**Required task**
From the entries below, extract every line that includes the word "found".

::::::

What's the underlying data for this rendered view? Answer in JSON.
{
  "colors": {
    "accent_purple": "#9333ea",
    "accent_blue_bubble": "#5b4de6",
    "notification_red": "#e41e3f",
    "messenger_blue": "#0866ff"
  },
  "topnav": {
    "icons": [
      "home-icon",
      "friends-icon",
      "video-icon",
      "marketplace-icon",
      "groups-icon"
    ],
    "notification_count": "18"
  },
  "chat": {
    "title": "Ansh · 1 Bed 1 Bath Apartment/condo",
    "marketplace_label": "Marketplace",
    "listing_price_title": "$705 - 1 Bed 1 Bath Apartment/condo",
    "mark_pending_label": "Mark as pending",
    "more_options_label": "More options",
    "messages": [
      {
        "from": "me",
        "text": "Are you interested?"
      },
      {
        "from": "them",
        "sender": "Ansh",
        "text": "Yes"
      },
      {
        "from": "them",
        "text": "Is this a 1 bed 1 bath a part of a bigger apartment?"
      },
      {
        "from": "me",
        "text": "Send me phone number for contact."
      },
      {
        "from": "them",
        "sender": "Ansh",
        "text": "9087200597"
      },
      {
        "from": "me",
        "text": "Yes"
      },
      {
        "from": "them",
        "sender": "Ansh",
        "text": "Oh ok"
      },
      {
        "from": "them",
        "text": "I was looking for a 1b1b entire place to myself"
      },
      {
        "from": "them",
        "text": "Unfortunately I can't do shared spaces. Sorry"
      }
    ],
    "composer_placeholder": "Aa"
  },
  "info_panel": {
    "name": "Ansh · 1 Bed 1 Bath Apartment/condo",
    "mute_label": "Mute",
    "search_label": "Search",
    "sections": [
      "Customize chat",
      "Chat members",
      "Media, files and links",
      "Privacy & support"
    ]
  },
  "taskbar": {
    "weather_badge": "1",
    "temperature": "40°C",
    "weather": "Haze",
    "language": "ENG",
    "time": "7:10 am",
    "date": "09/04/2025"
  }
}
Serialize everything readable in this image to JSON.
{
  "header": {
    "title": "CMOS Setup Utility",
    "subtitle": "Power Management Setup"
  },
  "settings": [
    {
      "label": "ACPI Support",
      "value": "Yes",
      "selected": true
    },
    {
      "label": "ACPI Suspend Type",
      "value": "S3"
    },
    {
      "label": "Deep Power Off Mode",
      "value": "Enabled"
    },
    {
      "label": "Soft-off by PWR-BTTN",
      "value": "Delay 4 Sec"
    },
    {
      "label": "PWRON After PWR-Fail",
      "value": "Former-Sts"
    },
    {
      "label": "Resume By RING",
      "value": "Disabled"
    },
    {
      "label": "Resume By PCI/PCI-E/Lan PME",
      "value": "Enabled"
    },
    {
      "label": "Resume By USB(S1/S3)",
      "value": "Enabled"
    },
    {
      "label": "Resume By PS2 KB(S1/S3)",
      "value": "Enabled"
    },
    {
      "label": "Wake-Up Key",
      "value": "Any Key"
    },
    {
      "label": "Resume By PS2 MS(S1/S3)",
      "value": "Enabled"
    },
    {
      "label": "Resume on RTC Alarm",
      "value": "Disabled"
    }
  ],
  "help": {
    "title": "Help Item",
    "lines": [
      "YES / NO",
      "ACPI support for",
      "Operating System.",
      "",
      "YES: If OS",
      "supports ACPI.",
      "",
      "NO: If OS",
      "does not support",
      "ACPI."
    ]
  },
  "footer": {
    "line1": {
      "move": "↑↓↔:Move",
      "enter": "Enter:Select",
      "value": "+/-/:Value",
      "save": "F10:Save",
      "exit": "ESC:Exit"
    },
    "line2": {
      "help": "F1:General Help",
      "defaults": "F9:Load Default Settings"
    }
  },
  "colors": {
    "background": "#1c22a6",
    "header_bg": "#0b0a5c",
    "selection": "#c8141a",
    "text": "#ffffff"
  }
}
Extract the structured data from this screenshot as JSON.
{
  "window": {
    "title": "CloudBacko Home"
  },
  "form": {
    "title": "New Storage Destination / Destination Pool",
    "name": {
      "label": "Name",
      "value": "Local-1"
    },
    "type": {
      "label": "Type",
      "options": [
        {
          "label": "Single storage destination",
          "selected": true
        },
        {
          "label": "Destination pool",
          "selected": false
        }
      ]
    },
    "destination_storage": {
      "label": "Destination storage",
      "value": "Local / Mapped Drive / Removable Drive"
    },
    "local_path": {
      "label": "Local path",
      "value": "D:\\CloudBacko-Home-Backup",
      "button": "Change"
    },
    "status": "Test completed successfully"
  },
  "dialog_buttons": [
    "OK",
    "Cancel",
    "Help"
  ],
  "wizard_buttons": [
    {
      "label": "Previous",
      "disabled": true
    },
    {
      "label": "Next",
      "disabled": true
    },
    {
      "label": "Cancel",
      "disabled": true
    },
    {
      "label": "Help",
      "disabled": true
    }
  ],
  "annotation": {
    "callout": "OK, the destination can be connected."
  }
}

::::::

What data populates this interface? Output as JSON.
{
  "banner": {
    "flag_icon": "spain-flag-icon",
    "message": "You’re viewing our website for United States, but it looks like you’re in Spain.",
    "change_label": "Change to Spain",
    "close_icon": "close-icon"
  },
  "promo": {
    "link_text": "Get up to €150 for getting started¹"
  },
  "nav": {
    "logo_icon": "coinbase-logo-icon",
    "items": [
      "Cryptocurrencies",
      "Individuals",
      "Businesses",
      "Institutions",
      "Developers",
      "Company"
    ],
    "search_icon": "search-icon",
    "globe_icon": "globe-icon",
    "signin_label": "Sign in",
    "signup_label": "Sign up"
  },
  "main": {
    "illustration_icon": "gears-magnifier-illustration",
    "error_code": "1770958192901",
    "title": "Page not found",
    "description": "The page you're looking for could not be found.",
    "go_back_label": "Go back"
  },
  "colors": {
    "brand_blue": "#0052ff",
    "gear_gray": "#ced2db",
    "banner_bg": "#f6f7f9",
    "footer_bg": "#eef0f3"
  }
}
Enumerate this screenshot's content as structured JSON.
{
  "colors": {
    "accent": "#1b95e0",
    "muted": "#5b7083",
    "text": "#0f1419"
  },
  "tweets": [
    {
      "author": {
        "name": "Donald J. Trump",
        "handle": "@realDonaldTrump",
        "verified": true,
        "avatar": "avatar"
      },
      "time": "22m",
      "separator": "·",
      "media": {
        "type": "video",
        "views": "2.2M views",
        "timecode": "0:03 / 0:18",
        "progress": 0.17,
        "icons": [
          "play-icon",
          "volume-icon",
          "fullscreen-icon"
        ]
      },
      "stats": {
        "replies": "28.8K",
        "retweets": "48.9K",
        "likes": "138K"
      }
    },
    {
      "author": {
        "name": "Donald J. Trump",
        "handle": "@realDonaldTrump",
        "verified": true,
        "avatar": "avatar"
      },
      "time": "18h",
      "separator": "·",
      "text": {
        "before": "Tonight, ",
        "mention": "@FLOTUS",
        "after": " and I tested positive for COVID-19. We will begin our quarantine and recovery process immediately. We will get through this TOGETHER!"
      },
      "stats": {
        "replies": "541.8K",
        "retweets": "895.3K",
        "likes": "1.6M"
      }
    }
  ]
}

::::::

**Answer to the problem**
    "title": "Page not found",
    "description": "The page you're looking for could not be found.",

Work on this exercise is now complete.